Goal:
Reproduce the records from the line containing "Text: GSM542395: GSM542395" through the line containing "Bar xyxy=(239,84,259,195)", both included, with every "Bar" replaced by "Column" and nothing else altered.

Provided information:
◆ ◆ ◆ ◆ ◆ ◆ ◆

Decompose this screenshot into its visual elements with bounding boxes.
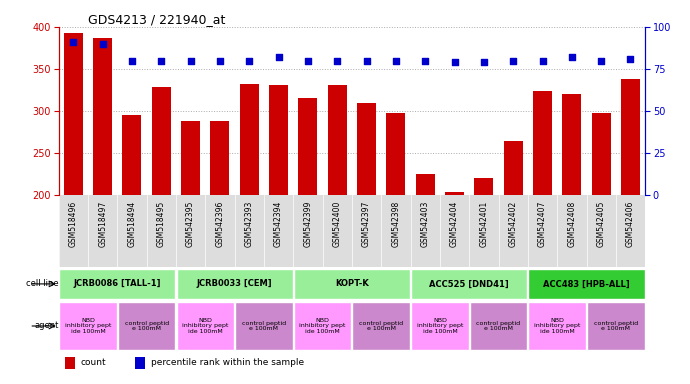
Text: GSM542395: GSM542395 xyxy=(186,201,195,247)
Bar xyxy=(181,121,200,195)
Text: GSM542399: GSM542399 xyxy=(304,201,313,247)
Text: GSM542408: GSM542408 xyxy=(567,201,576,247)
Text: GSM518497: GSM518497 xyxy=(98,201,107,247)
Bar xyxy=(239,84,259,195)
Point xyxy=(537,58,548,64)
Point xyxy=(566,54,578,60)
Text: control peptid
e 100mM: control peptid e 100mM xyxy=(125,321,168,331)
Bar xyxy=(591,113,611,195)
Text: GSM542407: GSM542407 xyxy=(538,201,547,247)
Text: NBD
inhibitory pept
ide 100mM: NBD inhibitory pept ide 100mM xyxy=(534,318,580,334)
Point xyxy=(273,54,284,60)
Point xyxy=(332,58,343,64)
Point xyxy=(156,58,167,64)
Bar xyxy=(415,174,435,195)
Text: GSM518494: GSM518494 xyxy=(128,201,137,247)
Point xyxy=(126,58,137,64)
Text: NBD
inhibitory pept
ide 100mM: NBD inhibitory pept ide 100mM xyxy=(417,318,463,334)
Point xyxy=(68,39,79,45)
Text: NBD
inhibitory pept
ide 100mM: NBD inhibitory pept ide 100mM xyxy=(65,318,111,334)
Bar xyxy=(470,302,527,350)
Bar xyxy=(152,88,171,195)
Point xyxy=(391,58,402,64)
Bar xyxy=(65,357,75,369)
Text: GSM542397: GSM542397 xyxy=(362,201,371,247)
Text: control peptid
e 100mM: control peptid e 100mM xyxy=(477,321,520,331)
Bar xyxy=(474,177,493,195)
Bar xyxy=(135,357,146,369)
Bar xyxy=(59,302,117,350)
Bar xyxy=(210,121,230,195)
Text: GSM542400: GSM542400 xyxy=(333,201,342,247)
Bar xyxy=(118,302,175,350)
Point xyxy=(302,58,313,64)
Point xyxy=(420,58,431,64)
Point xyxy=(185,58,196,64)
Bar xyxy=(294,302,351,350)
Point xyxy=(215,58,226,64)
Text: control peptid
e 100mM: control peptid e 100mM xyxy=(594,321,638,331)
Bar xyxy=(93,38,112,195)
Text: NBD
inhibitory pept
ide 100mM: NBD inhibitory pept ide 100mM xyxy=(299,318,346,334)
Text: GSM542401: GSM542401 xyxy=(480,201,489,247)
Point xyxy=(508,58,519,64)
Bar xyxy=(294,269,410,299)
Bar xyxy=(562,94,582,195)
Bar xyxy=(353,302,410,350)
Text: GSM542404: GSM542404 xyxy=(450,201,459,247)
Bar xyxy=(63,33,83,195)
Text: GSM542393: GSM542393 xyxy=(245,201,254,247)
Text: JCRB0033 [CEM]: JCRB0033 [CEM] xyxy=(197,280,273,288)
Text: GSM542402: GSM542402 xyxy=(509,201,518,247)
Bar xyxy=(298,98,317,195)
Bar xyxy=(328,85,347,195)
Point xyxy=(478,59,489,65)
Bar xyxy=(386,113,406,195)
Text: GSM542406: GSM542406 xyxy=(626,201,635,247)
Text: cell line: cell line xyxy=(26,280,59,288)
Text: count: count xyxy=(80,359,106,367)
Point xyxy=(244,58,255,64)
Text: NBD
inhibitory pept
ide 100mM: NBD inhibitory pept ide 100mM xyxy=(182,318,228,334)
Text: ACC483 [HPB-ALL]: ACC483 [HPB-ALL] xyxy=(543,280,630,288)
Text: GSM518495: GSM518495 xyxy=(157,201,166,247)
Bar xyxy=(177,302,234,350)
Text: GSM542403: GSM542403 xyxy=(421,201,430,247)
Bar xyxy=(529,302,586,350)
Bar xyxy=(587,302,644,350)
Text: percentile rank within the sample: percentile rank within the sample xyxy=(150,359,304,367)
Bar xyxy=(411,269,527,299)
Text: GSM542398: GSM542398 xyxy=(391,201,400,247)
Text: GSM542405: GSM542405 xyxy=(597,201,606,247)
Text: control peptid
e 100mM: control peptid e 100mM xyxy=(359,321,403,331)
Bar xyxy=(411,302,469,350)
Point xyxy=(97,41,108,47)
Bar xyxy=(621,79,640,195)
Bar xyxy=(529,269,644,299)
Text: control peptid
e 100mM: control peptid e 100mM xyxy=(242,321,286,331)
Text: GSM542396: GSM542396 xyxy=(215,201,224,247)
Text: GSM542394: GSM542394 xyxy=(274,201,283,247)
Point xyxy=(449,59,460,65)
Point xyxy=(361,58,372,64)
Text: GSM518496: GSM518496 xyxy=(69,201,78,247)
Bar xyxy=(177,269,293,299)
Bar xyxy=(269,85,288,195)
Bar xyxy=(122,115,141,195)
Point xyxy=(595,58,607,64)
Text: GDS4213 / 221940_at: GDS4213 / 221940_at xyxy=(88,13,226,26)
Text: ACC525 [DND41]: ACC525 [DND41] xyxy=(429,280,509,288)
Bar xyxy=(357,103,376,195)
Bar xyxy=(445,192,464,195)
Text: JCRB0086 [TALL-1]: JCRB0086 [TALL-1] xyxy=(74,280,161,288)
Bar xyxy=(533,91,552,195)
Point xyxy=(625,56,636,62)
Bar xyxy=(59,269,175,299)
Bar xyxy=(235,302,293,350)
Text: agent: agent xyxy=(34,321,59,331)
Bar xyxy=(504,141,523,195)
Text: KOPT-K: KOPT-K xyxy=(335,280,368,288)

◆ ◆ ◆ ◆ ◆ ◆ ◆

Correct response:
Text: GSM542395: GSM542395 xyxy=(186,201,195,247)
Column xyxy=(181,121,200,195)
Text: GSM542399: GSM542399 xyxy=(304,201,313,247)
Text: GSM542408: GSM542408 xyxy=(567,201,576,247)
Text: GSM518497: GSM518497 xyxy=(98,201,107,247)
Column xyxy=(239,84,259,195)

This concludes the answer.